Do this:
Repeat every record exactly, but keep images out of the copy.

Entries shown:
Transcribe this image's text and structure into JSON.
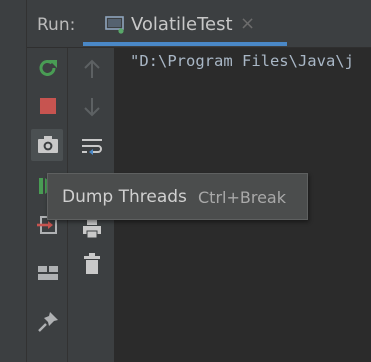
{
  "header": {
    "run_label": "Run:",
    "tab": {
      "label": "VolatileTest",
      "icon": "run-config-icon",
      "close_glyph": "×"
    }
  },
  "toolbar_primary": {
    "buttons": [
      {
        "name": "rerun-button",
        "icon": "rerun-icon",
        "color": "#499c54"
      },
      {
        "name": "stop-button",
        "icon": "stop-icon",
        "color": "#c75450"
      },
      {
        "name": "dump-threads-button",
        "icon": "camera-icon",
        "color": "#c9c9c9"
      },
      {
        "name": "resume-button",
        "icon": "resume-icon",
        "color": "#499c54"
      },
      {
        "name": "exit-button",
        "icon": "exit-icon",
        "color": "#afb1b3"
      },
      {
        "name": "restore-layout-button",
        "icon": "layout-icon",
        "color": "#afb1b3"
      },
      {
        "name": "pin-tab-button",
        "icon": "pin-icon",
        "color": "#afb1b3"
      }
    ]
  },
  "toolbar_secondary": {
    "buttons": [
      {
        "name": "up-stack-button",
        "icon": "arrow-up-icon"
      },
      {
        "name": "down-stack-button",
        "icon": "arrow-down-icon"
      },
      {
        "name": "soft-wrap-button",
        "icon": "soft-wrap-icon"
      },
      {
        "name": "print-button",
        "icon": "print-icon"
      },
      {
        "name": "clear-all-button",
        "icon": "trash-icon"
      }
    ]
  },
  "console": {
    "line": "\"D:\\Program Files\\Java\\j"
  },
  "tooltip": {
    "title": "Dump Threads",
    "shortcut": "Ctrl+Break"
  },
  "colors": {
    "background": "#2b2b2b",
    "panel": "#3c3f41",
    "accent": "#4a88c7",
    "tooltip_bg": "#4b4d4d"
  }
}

Finished task:
Transcribe this image's text and structure into JSON.
{
  "header": {
    "run_label": "Run:",
    "tab": {
      "label": "VolatileTest",
      "icon": "run-config-icon",
      "close_glyph": "×"
    }
  },
  "toolbar_primary": {
    "buttons": [
      {
        "name": "rerun-button",
        "icon": "rerun-icon",
        "color": "#499c54"
      },
      {
        "name": "stop-button",
        "icon": "stop-icon",
        "color": "#c75450"
      },
      {
        "name": "dump-threads-button",
        "icon": "camera-icon",
        "color": "#c9c9c9"
      },
      {
        "name": "resume-button",
        "icon": "resume-icon",
        "color": "#499c54"
      },
      {
        "name": "exit-button",
        "icon": "exit-icon",
        "color": "#afb1b3"
      },
      {
        "name": "restore-layout-button",
        "icon": "layout-icon",
        "color": "#afb1b3"
      },
      {
        "name": "pin-tab-button",
        "icon": "pin-icon",
        "color": "#afb1b3"
      }
    ]
  },
  "toolbar_secondary": {
    "buttons": [
      {
        "name": "up-stack-button",
        "icon": "arrow-up-icon"
      },
      {
        "name": "down-stack-button",
        "icon": "arrow-down-icon"
      },
      {
        "name": "soft-wrap-button",
        "icon": "soft-wrap-icon"
      },
      {
        "name": "print-button",
        "icon": "print-icon"
      },
      {
        "name": "clear-all-button",
        "icon": "trash-icon"
      }
    ]
  },
  "console": {
    "line": "\"D:\\Program Files\\Java\\j"
  },
  "tooltip": {
    "title": "Dump Threads",
    "shortcut": "Ctrl+Break"
  },
  "colors": {
    "background": "#2b2b2b",
    "panel": "#3c3f41",
    "accent": "#4a88c7",
    "tooltip_bg": "#4b4d4d"
  }
}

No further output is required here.